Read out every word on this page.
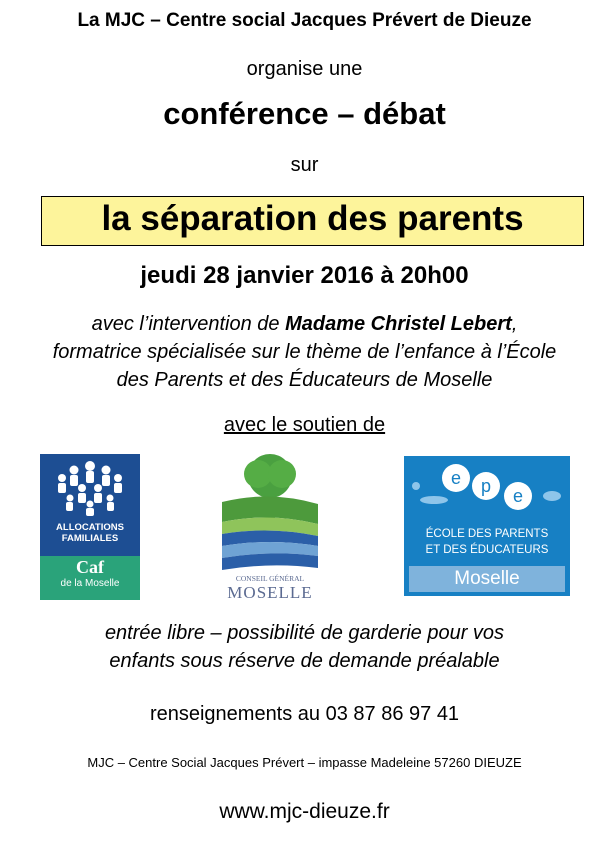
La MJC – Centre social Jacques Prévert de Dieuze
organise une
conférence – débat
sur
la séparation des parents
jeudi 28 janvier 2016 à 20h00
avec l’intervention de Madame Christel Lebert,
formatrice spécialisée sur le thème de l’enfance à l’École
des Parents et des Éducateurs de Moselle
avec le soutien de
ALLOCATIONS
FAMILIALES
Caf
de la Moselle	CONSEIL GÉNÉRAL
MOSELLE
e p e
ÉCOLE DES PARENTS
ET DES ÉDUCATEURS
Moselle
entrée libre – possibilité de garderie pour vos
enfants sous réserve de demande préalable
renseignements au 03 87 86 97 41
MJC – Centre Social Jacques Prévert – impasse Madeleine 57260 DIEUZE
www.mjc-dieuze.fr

* * *

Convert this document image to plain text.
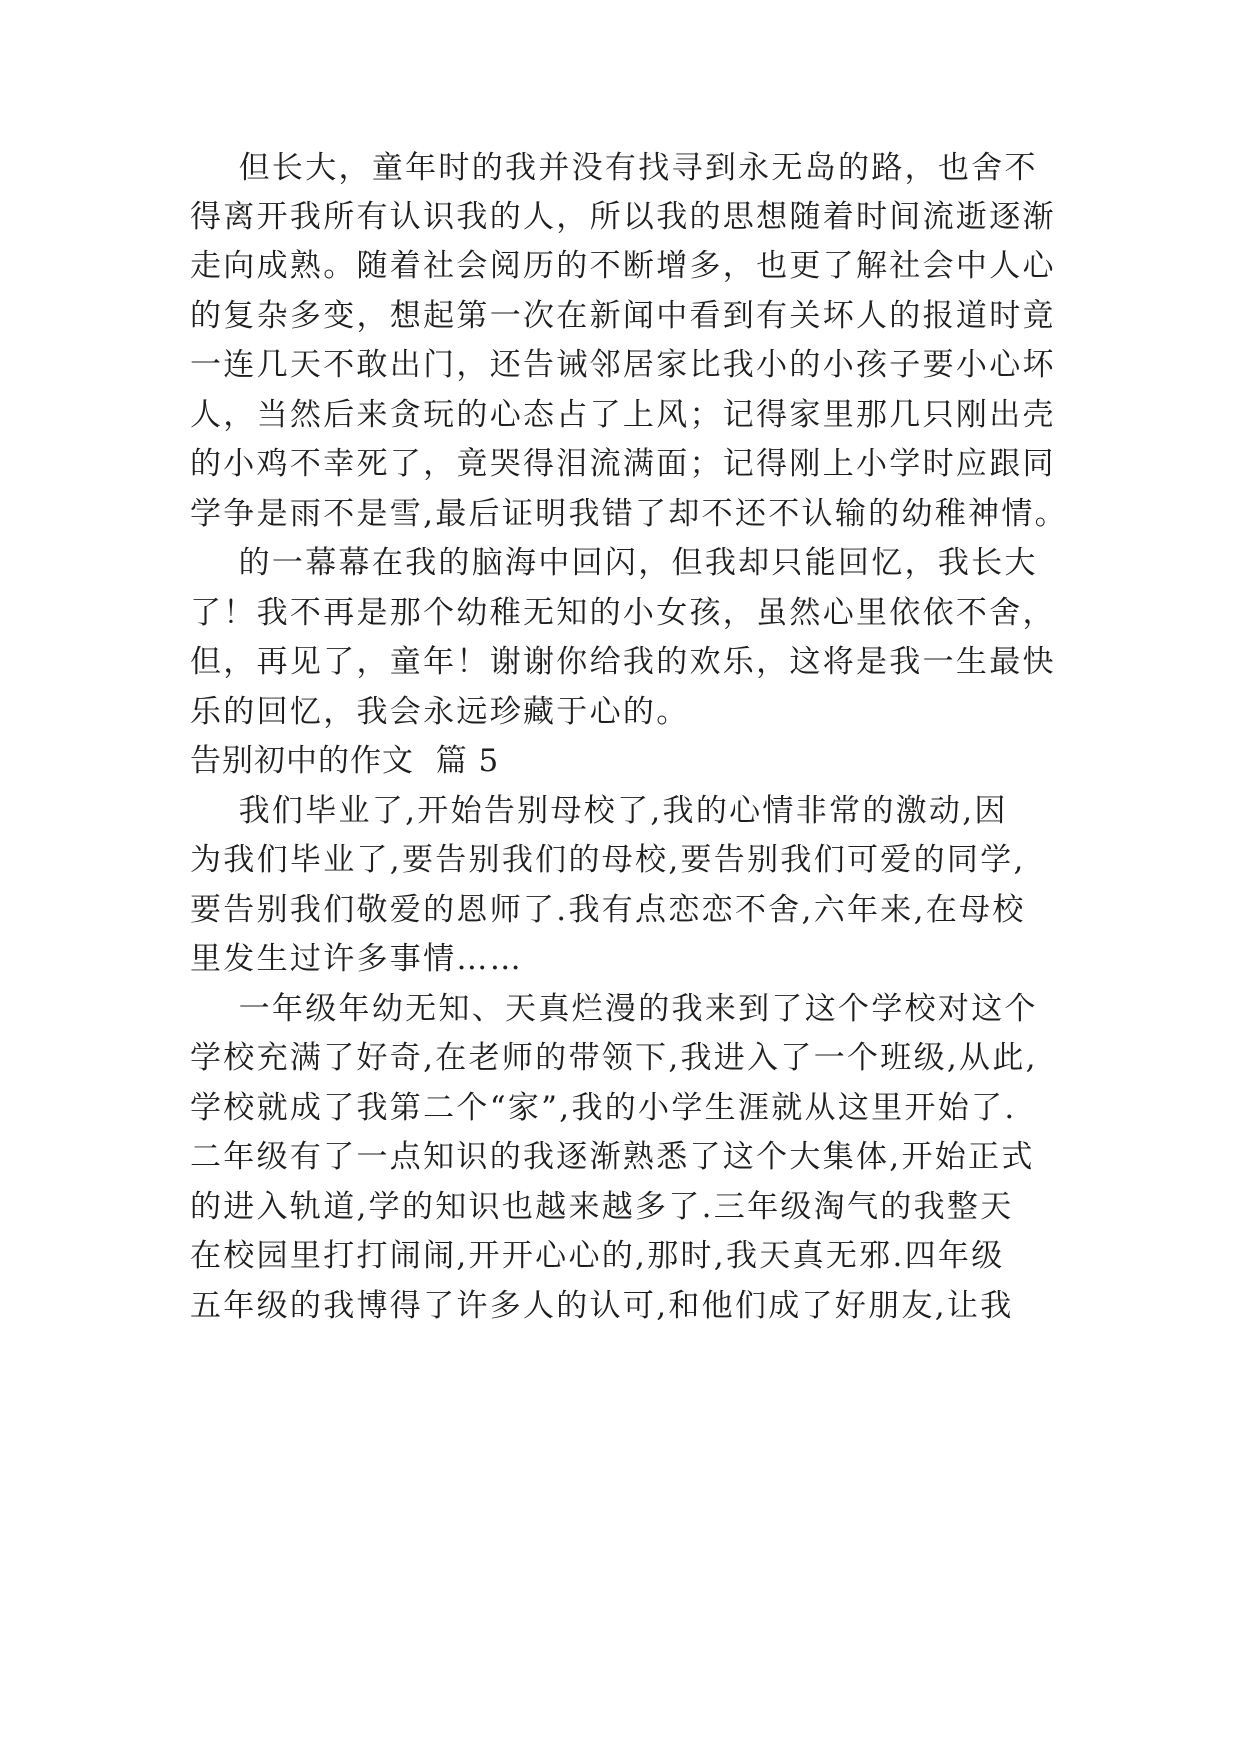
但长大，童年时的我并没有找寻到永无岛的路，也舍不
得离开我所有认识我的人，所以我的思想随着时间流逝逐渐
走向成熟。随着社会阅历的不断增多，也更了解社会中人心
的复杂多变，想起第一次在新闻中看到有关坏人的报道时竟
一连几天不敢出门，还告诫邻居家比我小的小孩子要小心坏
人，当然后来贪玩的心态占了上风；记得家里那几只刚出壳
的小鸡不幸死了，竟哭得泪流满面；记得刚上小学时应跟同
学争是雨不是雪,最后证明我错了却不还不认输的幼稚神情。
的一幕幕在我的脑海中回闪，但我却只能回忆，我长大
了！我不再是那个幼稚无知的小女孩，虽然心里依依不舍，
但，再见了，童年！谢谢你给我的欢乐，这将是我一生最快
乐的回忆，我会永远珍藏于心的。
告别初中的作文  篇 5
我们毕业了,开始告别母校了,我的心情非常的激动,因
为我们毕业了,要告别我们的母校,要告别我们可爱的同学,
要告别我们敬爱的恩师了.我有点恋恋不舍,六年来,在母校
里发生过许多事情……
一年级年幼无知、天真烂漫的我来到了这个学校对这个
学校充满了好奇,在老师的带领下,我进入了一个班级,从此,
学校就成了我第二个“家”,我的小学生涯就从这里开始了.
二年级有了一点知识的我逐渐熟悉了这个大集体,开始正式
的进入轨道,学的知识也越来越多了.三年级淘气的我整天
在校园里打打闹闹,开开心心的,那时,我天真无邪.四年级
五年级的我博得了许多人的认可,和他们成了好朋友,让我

§ DIRECTION:
Copy each line above containing the string "avec".

§ OUTPUT OF THE EXERCISE:
avec l’intervention de Madame Christel Lebert,
avec le soutien de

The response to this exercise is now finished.